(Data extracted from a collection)
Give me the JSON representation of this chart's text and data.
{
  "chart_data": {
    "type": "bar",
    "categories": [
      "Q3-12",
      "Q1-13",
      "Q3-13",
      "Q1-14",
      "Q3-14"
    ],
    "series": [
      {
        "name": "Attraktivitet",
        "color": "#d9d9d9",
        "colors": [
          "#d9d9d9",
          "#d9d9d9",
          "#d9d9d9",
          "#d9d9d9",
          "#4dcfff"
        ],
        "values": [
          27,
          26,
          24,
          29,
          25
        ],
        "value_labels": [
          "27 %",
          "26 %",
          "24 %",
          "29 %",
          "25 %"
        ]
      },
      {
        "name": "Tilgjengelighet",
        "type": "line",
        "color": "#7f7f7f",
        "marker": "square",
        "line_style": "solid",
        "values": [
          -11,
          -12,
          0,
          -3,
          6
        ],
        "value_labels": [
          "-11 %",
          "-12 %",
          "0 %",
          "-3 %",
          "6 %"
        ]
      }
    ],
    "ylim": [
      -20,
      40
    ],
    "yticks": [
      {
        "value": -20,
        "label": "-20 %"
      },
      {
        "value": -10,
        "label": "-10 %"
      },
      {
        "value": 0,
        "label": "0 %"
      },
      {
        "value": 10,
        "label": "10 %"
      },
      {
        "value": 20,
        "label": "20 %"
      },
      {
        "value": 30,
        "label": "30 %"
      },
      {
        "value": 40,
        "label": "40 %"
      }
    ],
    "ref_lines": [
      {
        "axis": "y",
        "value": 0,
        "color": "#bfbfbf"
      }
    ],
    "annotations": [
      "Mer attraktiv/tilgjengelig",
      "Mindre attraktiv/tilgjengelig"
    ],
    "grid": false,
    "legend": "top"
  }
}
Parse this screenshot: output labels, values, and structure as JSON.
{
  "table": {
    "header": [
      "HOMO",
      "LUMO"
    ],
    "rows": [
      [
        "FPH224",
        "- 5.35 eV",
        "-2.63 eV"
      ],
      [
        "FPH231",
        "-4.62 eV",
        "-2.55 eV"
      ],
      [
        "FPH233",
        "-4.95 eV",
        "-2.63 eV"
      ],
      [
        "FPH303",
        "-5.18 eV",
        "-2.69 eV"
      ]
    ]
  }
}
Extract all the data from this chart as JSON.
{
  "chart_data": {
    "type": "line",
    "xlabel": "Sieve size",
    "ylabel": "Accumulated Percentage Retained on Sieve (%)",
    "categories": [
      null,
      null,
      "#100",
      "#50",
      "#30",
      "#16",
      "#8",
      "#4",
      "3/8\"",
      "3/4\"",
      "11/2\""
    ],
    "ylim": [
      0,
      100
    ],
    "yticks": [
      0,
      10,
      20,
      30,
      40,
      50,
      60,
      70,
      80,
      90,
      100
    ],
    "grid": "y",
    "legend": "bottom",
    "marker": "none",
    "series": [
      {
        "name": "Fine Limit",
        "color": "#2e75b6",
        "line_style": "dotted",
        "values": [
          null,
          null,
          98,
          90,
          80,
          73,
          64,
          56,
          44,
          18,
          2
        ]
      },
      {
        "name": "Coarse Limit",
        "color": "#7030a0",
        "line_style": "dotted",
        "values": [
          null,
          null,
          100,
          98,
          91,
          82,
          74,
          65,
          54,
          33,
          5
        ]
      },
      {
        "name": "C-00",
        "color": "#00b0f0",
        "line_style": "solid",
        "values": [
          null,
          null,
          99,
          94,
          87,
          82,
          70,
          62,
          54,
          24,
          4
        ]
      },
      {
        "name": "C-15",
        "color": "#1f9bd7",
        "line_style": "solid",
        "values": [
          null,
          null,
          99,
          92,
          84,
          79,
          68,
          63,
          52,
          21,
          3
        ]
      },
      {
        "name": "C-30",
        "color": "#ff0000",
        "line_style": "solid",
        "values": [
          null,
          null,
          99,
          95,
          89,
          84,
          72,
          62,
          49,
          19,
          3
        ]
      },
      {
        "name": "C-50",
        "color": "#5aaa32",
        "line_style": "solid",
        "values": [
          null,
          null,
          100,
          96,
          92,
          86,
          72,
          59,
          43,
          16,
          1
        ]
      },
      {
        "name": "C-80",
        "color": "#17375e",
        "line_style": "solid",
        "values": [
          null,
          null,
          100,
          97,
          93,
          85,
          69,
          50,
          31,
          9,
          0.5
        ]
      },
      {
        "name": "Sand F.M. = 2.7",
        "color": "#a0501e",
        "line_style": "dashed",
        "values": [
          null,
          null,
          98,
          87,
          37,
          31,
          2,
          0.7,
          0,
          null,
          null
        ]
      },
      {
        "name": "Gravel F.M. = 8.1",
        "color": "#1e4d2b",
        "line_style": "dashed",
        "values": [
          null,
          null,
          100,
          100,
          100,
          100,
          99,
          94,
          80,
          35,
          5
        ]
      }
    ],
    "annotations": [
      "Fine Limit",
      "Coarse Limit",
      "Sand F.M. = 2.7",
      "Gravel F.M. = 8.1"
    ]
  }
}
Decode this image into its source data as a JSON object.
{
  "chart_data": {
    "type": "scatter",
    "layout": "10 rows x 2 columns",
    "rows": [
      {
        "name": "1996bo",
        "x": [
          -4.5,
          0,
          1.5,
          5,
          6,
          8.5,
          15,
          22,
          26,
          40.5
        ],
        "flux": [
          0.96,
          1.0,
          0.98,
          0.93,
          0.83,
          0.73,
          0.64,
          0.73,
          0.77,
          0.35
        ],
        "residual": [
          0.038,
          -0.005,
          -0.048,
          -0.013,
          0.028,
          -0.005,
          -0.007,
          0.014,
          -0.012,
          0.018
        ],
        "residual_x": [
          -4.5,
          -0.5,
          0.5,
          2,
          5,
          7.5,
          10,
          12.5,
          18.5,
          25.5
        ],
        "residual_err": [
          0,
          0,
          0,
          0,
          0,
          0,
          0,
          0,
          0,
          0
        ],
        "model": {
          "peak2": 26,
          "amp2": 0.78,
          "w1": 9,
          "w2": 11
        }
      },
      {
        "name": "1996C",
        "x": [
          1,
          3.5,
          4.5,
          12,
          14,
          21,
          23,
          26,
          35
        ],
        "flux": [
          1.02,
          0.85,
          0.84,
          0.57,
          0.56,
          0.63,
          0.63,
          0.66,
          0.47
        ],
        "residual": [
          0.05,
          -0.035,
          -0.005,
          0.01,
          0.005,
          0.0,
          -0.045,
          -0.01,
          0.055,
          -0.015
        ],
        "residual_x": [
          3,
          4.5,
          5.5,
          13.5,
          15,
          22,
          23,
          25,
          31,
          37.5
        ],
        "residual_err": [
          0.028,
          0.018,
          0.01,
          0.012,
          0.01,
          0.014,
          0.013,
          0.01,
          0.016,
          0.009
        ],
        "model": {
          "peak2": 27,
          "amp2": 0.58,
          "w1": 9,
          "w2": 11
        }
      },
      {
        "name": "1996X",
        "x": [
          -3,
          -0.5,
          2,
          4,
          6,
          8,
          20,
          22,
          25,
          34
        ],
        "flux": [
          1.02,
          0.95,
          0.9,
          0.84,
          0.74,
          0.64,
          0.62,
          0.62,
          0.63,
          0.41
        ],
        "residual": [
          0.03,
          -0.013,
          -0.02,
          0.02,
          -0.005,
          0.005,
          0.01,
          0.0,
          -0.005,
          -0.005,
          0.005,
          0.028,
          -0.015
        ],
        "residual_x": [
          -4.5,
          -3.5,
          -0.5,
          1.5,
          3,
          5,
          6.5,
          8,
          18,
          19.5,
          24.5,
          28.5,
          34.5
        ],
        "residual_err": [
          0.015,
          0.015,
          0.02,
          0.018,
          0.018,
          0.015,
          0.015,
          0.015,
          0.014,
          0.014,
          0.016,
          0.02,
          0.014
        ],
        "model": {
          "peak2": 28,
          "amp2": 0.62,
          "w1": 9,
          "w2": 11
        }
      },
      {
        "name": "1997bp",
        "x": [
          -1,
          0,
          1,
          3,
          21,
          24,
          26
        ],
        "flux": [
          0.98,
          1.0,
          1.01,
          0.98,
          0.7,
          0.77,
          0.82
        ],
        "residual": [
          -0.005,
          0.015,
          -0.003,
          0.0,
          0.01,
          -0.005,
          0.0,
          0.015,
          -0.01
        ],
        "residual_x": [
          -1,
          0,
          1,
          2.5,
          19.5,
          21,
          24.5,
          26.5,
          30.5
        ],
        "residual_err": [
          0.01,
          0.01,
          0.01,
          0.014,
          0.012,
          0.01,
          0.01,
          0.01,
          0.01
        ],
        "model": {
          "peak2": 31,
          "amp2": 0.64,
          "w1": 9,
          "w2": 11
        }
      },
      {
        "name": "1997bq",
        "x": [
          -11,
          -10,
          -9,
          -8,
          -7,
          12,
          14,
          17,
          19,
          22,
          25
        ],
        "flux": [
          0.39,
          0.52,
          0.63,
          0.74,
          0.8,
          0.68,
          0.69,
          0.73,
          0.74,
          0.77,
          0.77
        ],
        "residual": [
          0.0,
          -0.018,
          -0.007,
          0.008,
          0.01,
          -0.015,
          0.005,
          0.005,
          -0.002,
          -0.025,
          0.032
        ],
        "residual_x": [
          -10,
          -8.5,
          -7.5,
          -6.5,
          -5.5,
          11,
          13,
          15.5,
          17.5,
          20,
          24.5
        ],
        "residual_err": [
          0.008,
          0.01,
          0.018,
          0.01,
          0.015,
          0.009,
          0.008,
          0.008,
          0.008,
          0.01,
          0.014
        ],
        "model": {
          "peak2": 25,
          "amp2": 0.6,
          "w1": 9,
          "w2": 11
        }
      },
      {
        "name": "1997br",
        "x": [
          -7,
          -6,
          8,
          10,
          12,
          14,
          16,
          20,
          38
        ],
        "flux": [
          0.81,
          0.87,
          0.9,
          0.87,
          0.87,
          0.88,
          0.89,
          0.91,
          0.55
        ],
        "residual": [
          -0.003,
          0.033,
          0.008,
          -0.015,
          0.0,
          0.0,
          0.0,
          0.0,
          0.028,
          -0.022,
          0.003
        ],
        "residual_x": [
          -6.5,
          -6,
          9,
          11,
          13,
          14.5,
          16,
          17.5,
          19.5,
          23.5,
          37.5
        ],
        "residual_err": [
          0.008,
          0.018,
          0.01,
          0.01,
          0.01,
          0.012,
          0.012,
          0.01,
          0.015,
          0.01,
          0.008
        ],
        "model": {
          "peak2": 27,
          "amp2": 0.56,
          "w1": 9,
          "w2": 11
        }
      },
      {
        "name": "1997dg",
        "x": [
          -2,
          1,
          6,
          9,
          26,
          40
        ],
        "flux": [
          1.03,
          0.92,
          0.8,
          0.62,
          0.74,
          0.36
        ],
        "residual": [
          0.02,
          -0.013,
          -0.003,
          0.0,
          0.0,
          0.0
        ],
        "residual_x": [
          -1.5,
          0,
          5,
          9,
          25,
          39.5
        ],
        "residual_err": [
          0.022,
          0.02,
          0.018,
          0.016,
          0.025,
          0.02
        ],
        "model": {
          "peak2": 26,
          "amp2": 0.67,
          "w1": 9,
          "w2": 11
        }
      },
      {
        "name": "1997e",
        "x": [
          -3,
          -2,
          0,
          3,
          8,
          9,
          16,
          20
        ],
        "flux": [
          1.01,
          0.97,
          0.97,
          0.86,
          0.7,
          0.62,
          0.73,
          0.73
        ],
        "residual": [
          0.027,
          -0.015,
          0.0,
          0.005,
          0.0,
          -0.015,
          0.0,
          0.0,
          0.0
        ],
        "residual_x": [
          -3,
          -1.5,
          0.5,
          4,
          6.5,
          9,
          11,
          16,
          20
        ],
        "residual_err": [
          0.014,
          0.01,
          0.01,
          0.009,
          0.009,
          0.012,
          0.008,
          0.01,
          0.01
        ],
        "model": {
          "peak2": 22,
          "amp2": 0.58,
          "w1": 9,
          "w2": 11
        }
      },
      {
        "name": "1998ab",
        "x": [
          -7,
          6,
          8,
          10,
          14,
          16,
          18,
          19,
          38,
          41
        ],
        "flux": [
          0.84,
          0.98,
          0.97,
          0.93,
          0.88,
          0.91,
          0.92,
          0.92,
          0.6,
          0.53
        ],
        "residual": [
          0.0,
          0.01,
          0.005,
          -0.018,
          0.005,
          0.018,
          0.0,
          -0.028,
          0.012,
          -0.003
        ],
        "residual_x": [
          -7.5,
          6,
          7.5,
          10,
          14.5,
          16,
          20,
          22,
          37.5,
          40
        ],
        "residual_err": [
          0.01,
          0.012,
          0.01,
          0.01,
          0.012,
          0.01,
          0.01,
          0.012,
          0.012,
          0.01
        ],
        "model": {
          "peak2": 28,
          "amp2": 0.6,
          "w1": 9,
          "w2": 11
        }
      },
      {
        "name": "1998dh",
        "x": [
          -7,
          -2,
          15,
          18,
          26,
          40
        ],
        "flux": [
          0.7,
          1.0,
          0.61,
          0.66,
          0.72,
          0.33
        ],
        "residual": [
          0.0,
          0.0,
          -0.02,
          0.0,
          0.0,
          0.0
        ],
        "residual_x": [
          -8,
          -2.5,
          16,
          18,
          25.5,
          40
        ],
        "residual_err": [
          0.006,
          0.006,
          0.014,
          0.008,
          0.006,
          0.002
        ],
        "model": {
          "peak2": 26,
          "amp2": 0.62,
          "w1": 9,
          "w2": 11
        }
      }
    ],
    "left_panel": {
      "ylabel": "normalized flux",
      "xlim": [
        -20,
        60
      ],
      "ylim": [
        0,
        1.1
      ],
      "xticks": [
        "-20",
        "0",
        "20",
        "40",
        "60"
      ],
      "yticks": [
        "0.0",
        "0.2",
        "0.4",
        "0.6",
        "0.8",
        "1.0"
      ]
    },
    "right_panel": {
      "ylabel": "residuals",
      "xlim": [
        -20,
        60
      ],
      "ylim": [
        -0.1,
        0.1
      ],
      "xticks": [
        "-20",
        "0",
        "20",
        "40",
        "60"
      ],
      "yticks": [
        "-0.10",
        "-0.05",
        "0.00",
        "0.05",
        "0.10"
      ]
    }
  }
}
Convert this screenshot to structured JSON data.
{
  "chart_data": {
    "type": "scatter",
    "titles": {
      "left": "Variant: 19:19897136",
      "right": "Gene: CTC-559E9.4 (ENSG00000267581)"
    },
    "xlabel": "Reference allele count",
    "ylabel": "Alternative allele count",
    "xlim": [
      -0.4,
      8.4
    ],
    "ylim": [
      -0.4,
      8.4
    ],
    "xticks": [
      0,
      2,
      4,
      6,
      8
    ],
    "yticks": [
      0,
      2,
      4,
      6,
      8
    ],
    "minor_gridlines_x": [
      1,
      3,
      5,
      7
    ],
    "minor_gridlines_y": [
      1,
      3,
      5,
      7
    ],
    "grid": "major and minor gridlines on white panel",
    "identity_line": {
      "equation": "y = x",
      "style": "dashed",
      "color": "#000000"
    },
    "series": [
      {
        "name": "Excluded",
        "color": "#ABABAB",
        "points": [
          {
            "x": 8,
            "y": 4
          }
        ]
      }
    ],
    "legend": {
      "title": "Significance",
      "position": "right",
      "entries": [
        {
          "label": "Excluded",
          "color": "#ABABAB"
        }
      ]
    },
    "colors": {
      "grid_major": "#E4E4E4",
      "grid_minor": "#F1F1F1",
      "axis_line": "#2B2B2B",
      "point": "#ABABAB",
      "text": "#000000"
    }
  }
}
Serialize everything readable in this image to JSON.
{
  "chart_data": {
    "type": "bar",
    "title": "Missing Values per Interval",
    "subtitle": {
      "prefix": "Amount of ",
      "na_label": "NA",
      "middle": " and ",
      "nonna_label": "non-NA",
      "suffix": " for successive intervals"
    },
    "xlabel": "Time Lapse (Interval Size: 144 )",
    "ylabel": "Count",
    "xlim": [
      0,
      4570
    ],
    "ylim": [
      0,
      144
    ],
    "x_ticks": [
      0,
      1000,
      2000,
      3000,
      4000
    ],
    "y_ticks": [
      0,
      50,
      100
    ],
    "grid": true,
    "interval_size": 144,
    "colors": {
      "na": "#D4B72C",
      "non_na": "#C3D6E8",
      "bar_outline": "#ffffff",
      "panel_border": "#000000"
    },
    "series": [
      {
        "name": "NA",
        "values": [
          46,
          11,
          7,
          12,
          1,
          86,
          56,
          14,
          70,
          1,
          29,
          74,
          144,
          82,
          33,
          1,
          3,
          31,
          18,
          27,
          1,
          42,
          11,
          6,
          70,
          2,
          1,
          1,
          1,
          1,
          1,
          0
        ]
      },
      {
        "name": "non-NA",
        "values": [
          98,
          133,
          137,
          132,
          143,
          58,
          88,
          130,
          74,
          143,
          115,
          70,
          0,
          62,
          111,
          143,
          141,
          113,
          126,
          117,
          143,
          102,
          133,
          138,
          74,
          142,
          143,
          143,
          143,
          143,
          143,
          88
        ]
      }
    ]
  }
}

- What you will do
Copy every line in the listing above where the string "allele" turns up.

- Answer to the problem
    "xlabel": "Reference allele count",
    "ylabel": "Alternative allele count",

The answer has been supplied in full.